[Data items]
--------
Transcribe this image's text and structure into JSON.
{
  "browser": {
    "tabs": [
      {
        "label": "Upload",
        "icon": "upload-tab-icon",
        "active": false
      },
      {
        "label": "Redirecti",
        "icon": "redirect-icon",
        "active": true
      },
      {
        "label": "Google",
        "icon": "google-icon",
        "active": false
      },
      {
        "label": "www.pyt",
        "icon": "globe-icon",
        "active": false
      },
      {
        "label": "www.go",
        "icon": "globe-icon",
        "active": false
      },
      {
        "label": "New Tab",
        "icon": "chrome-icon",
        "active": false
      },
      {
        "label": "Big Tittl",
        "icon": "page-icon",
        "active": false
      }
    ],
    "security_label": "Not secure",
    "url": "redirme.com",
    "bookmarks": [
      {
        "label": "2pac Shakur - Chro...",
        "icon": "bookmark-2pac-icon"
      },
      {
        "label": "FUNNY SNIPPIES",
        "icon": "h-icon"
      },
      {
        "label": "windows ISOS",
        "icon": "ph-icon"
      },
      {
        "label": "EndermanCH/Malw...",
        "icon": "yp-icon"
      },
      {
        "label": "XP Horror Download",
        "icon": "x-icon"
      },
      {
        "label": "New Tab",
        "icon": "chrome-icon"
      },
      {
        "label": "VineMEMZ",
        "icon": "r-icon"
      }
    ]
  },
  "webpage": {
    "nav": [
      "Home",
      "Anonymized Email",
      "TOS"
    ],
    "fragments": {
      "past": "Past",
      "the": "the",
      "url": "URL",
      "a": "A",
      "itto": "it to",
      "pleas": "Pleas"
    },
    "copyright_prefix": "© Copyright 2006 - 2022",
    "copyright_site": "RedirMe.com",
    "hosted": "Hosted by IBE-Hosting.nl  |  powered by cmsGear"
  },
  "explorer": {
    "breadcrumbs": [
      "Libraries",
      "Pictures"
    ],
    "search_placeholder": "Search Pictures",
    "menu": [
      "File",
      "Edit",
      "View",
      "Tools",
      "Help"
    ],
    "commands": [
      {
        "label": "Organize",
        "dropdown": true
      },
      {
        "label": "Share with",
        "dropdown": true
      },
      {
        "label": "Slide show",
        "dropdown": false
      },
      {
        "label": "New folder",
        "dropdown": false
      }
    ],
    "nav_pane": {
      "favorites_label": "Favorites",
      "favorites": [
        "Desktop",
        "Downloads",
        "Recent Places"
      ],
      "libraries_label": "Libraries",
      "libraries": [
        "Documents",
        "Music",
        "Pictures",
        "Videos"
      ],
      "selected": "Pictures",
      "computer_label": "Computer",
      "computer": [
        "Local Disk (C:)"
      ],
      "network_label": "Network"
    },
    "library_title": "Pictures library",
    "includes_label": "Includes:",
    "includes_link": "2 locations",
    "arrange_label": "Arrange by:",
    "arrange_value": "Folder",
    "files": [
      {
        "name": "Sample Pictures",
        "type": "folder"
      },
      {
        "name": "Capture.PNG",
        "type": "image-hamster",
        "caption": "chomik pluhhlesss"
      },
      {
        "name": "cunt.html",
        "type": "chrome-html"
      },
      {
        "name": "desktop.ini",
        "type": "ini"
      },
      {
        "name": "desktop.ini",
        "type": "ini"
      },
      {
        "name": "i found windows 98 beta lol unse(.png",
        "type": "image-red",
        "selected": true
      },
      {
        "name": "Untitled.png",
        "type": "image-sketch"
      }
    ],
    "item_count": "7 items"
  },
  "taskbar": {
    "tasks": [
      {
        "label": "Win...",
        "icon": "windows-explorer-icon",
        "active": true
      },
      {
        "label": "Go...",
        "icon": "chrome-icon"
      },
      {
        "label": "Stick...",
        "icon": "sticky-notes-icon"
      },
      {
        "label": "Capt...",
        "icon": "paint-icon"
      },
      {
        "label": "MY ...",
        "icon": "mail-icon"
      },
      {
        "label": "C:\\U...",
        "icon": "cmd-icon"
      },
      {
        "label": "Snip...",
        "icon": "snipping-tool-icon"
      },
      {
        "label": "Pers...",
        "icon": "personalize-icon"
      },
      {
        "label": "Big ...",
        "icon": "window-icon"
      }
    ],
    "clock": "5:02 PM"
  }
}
--------
Pull out all lines from the entries above that include the word "explorer".

• [RESULT]
  "explorer": {
        "icon": "windows-explorer-icon",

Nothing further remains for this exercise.